Return the records word for word. Any pictures in them are not part of the copy.

§ SOURCE RECORDS:
** START **
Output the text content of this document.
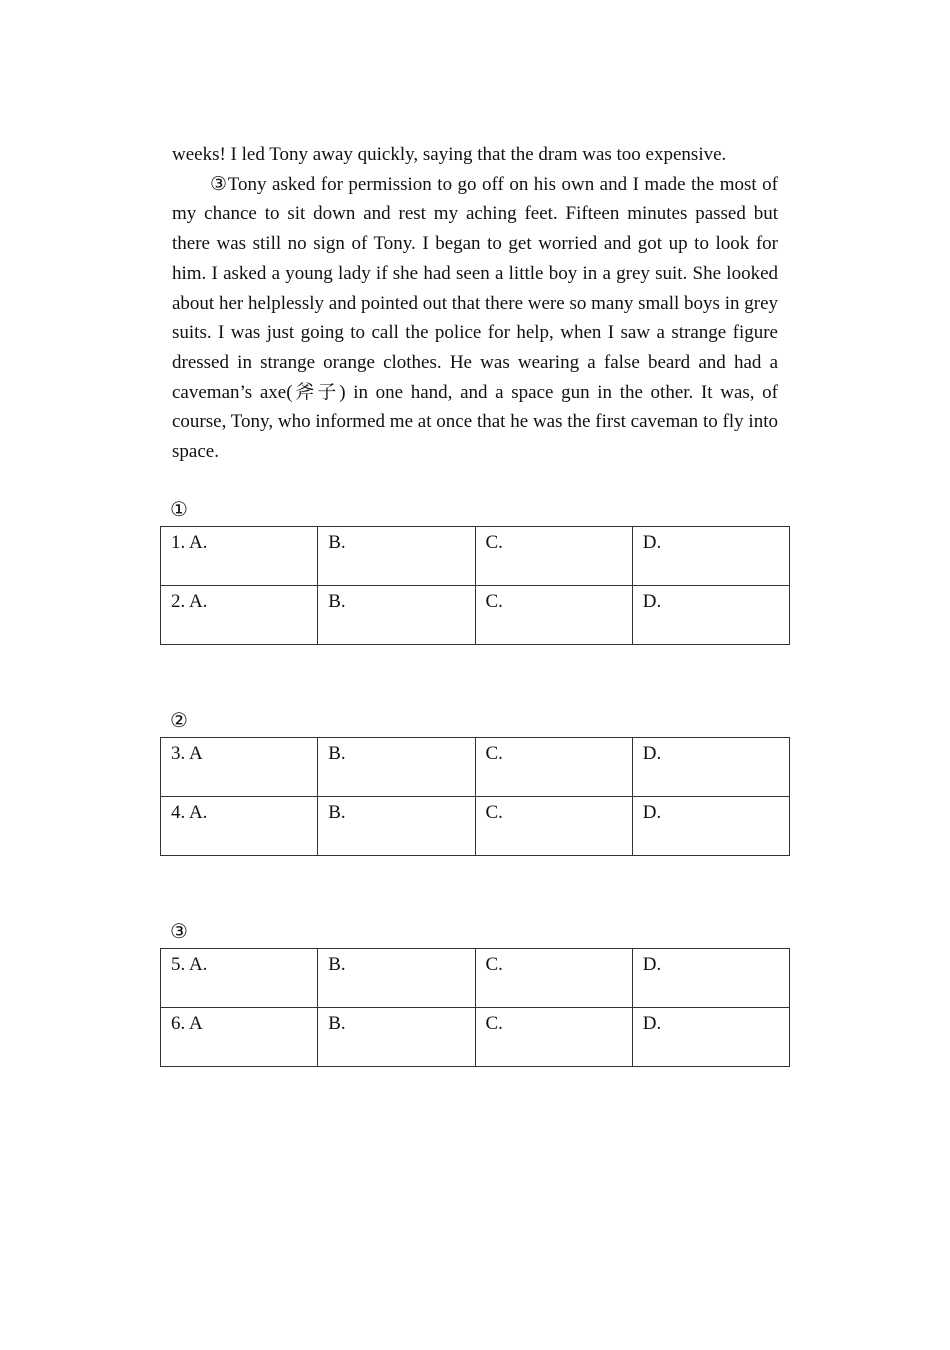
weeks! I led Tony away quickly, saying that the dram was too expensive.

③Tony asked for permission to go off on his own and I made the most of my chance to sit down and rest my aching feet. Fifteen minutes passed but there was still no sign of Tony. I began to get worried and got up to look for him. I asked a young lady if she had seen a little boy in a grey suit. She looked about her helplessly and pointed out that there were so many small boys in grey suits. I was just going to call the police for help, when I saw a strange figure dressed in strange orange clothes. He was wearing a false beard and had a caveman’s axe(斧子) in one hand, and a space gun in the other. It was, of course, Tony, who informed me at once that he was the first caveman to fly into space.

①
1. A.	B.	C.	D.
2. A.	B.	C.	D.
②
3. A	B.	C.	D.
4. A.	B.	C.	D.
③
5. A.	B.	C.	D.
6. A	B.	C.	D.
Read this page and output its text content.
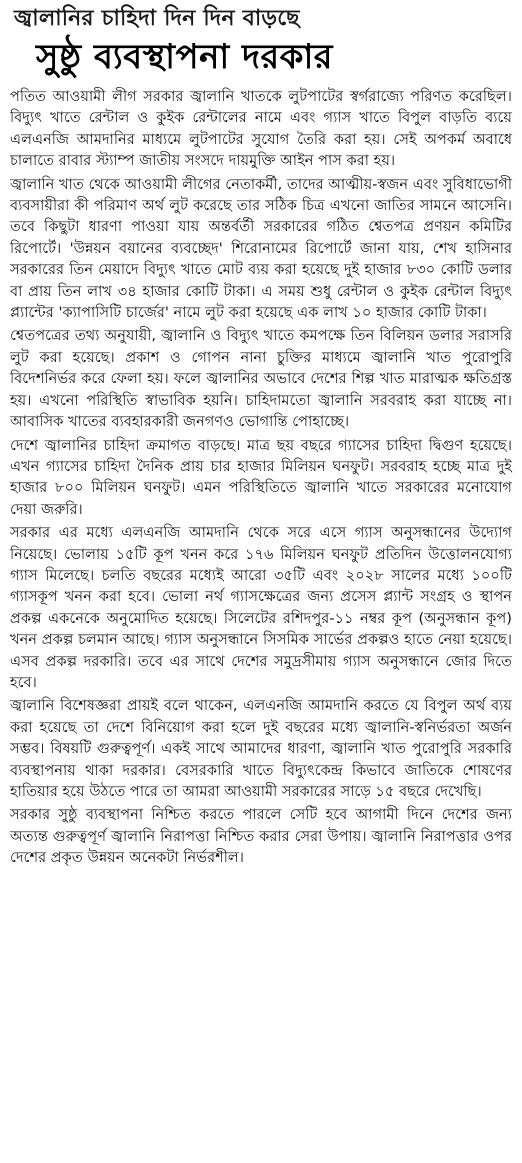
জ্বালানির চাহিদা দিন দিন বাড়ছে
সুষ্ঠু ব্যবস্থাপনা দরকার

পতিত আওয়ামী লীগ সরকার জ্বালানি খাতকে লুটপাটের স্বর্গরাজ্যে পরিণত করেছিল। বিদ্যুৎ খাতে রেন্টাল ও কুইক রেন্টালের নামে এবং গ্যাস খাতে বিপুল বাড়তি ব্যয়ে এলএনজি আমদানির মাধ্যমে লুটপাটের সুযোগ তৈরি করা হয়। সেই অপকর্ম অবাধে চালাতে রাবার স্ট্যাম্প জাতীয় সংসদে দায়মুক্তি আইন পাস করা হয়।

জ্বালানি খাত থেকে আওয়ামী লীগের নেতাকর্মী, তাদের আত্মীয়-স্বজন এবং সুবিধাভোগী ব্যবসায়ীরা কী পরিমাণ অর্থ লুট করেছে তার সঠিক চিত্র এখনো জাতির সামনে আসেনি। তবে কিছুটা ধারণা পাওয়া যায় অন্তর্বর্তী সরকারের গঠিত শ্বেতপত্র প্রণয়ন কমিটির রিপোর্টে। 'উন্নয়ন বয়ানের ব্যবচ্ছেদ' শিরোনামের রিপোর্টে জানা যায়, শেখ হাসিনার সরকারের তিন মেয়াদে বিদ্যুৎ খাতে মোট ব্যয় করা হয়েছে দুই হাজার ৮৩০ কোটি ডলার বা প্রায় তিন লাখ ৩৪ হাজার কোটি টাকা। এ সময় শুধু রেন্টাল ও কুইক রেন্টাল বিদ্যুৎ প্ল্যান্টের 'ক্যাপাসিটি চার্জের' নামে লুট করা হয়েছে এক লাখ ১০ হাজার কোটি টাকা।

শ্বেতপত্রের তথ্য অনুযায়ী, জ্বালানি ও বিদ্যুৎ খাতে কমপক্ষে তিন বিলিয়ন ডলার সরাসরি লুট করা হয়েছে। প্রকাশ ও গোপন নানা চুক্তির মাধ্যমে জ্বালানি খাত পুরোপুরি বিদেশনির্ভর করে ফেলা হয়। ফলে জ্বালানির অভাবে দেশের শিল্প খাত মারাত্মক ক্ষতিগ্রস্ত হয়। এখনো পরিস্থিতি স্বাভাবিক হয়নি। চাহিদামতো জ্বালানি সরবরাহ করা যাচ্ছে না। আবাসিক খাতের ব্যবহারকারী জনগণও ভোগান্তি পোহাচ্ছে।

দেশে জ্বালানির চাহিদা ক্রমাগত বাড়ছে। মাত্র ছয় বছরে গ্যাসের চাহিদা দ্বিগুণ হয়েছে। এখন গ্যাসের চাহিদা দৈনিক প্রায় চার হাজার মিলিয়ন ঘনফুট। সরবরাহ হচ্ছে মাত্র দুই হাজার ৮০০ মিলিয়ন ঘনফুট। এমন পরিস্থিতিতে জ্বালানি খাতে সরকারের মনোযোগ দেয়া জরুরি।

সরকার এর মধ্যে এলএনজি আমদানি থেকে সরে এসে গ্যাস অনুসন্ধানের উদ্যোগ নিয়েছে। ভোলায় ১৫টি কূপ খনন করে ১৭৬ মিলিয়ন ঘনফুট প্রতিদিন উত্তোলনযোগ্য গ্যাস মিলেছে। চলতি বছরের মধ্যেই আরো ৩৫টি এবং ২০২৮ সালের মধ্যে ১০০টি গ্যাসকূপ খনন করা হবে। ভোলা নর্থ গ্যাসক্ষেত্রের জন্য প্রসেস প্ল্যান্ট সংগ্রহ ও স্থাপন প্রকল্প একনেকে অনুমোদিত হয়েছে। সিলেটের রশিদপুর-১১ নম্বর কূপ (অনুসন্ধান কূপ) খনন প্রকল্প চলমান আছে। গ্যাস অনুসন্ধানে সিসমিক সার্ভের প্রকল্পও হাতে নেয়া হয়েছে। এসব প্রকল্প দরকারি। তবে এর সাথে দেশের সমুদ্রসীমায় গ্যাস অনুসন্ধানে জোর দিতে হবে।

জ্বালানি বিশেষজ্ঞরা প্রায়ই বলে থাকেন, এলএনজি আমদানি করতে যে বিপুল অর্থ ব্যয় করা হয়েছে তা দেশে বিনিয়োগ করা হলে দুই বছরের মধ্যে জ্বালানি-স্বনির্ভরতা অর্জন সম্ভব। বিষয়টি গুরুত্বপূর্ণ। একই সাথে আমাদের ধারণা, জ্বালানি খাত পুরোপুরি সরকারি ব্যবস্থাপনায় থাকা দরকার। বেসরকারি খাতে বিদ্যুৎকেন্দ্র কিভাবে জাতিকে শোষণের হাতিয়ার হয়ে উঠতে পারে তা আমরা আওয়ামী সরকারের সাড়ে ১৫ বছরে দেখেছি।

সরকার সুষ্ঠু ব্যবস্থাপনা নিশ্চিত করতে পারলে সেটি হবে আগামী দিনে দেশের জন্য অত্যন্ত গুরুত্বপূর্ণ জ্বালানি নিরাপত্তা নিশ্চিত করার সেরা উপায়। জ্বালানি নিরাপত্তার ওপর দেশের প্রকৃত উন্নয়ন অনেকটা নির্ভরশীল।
** END **
§ THE SOLUTION:
Output the text content of this document.
weeks! I led Tony away quickly, saying that the dram was too expensive.

③Tony asked for permission to go off on his own and I made the most of my chance to sit down and rest my aching feet. Fifteen minutes passed but there was still no sign of Tony. I began to get worried and got up to look for him. I asked a young lady if she had seen a little boy in a grey suit. She looked about her helplessly and pointed out that there were so many small boys in grey suits. I was just going to call the police for help, when I saw a strange figure dressed in strange orange clothes. He was wearing a false beard and had a caveman’s axe(斧子) in one hand, and a space gun in the other. It was, of course, Tony, who informed me at once that he was the first caveman to fly into space.

①
1. A.	B.	C.	D.
2. A.	B.	C.	D.
②
3. A	B.	C.	D.
4. A.	B.	C.	D.
③
5. A.	B.	C.	D.
6. A	B.	C.	D.
Read this page and output its text content.
জ্বালানির চাহিদা দিন দিন বাড়ছে
সুষ্ঠু ব্যবস্থাপনা দরকার

পতিত আওয়ামী লীগ সরকার জ্বালানি খাতকে লুটপাটের স্বর্গরাজ্যে পরিণত করেছিল। বিদ্যুৎ খাতে রেন্টাল ও কুইক রেন্টালের নামে এবং গ্যাস খাতে বিপুল বাড়তি ব্যয়ে এলএনজি আমদানির মাধ্যমে লুটপাটের সুযোগ তৈরি করা হয়। সেই অপকর্ম অবাধে চালাতে রাবার স্ট্যাম্প জাতীয় সংসদে দায়মুক্তি আইন পাস করা হয়।

জ্বালানি খাত থেকে আওয়ামী লীগের নেতাকর্মী, তাদের আত্মীয়-স্বজন এবং সুবিধাভোগী ব্যবসায়ীরা কী পরিমাণ অর্থ লুট করেছে তার সঠিক চিত্র এখনো জাতির সামনে আসেনি। তবে কিছুটা ধারণা পাওয়া যায় অন্তর্বর্তী সরকারের গঠিত শ্বেতপত্র প্রণয়ন কমিটির রিপোর্টে। 'উন্নয়ন বয়ানের ব্যবচ্ছেদ' শিরোনামের রিপোর্টে জানা যায়, শেখ হাসিনার সরকারের তিন মেয়াদে বিদ্যুৎ খাতে মোট ব্যয় করা হয়েছে দুই হাজার ৮৩০ কোটি ডলার বা প্রায় তিন লাখ ৩৪ হাজার কোটি টাকা। এ সময় শুধু রেন্টাল ও কুইক রেন্টাল বিদ্যুৎ প্ল্যান্টের 'ক্যাপাসিটি চার্জের' নামে লুট করা হয়েছে এক লাখ ১০ হাজার কোটি টাকা।

শ্বেতপত্রের তথ্য অনুযায়ী, জ্বালানি ও বিদ্যুৎ খাতে কমপক্ষে তিন বিলিয়ন ডলার সরাসরি লুট করা হয়েছে। প্রকাশ ও গোপন নানা চুক্তির মাধ্যমে জ্বালানি খাত পুরোপুরি বিদেশনির্ভর করে ফেলা হয়। ফলে জ্বালানির অভাবে দেশের শিল্প খাত মারাত্মক ক্ষতিগ্রস্ত হয়। এখনো পরিস্থিতি স্বাভাবিক হয়নি। চাহিদামতো জ্বালানি সরবরাহ করা যাচ্ছে না। আবাসিক খাতের ব্যবহারকারী জনগণও ভোগান্তি পোহাচ্ছে।

দেশে জ্বালানির চাহিদা ক্রমাগত বাড়ছে। মাত্র ছয় বছরে গ্যাসের চাহিদা দ্বিগুণ হয়েছে। এখন গ্যাসের চাহিদা দৈনিক প্রায় চার হাজার মিলিয়ন ঘনফুট। সরবরাহ হচ্ছে মাত্র দুই হাজার ৮০০ মিলিয়ন ঘনফুট। এমন পরিস্থিতিতে জ্বালানি খাতে সরকারের মনোযোগ দেয়া জরুরি।

সরকার এর মধ্যে এলএনজি আমদানি থেকে সরে এসে গ্যাস অনুসন্ধানের উদ্যোগ নিয়েছে। ভোলায় ১৫টি কূপ খনন করে ১৭৬ মিলিয়ন ঘনফুট প্রতিদিন উত্তোলনযোগ্য গ্যাস মিলেছে। চলতি বছরের মধ্যেই আরো ৩৫টি এবং ২০২৮ সালের মধ্যে ১০০টি গ্যাসকূপ খনন করা হবে। ভোলা নর্থ গ্যাসক্ষেত্রের জন্য প্রসেস প্ল্যান্ট সংগ্রহ ও স্থাপন প্রকল্প একনেকে অনুমোদিত হয়েছে। সিলেটের রশিদপুর-১১ নম্বর কূপ (অনুসন্ধান কূপ) খনন প্রকল্প চলমান আছে। গ্যাস অনুসন্ধানে সিসমিক সার্ভের প্রকল্পও হাতে নেয়া হয়েছে। এসব প্রকল্প দরকারি। তবে এর সাথে দেশের সমুদ্রসীমায় গ্যাস অনুসন্ধানে জোর দিতে হবে।

জ্বালানি বিশেষজ্ঞরা প্রায়ই বলে থাকেন, এলএনজি আমদানি করতে যে বিপুল অর্থ ব্যয় করা হয়েছে তা দেশে বিনিয়োগ করা হলে দুই বছরের মধ্যে জ্বালানি-স্বনির্ভরতা অর্জন সম্ভব। বিষয়টি গুরুত্বপূর্ণ। একই সাথে আমাদের ধারণা, জ্বালানি খাত পুরোপুরি সরকারি ব্যবস্থাপনায় থাকা দরকার। বেসরকারি খাতে বিদ্যুৎকেন্দ্র কিভাবে জাতিকে শোষণের হাতিয়ার হয়ে উঠতে পারে তা আমরা আওয়ামী সরকারের সাড়ে ১৫ বছরে দেখেছি।

সরকার সুষ্ঠু ব্যবস্থাপনা নিশ্চিত করতে পারলে সেটি হবে আগামী দিনে দেশের জন্য অত্যন্ত গুরুত্বপূর্ণ জ্বালানি নিরাপত্তা নিশ্চিত করার সেরা উপায়। জ্বালানি নিরাপত্তার ওপর দেশের প্রকৃত উন্নয়ন অনেকটা নির্ভরশীল।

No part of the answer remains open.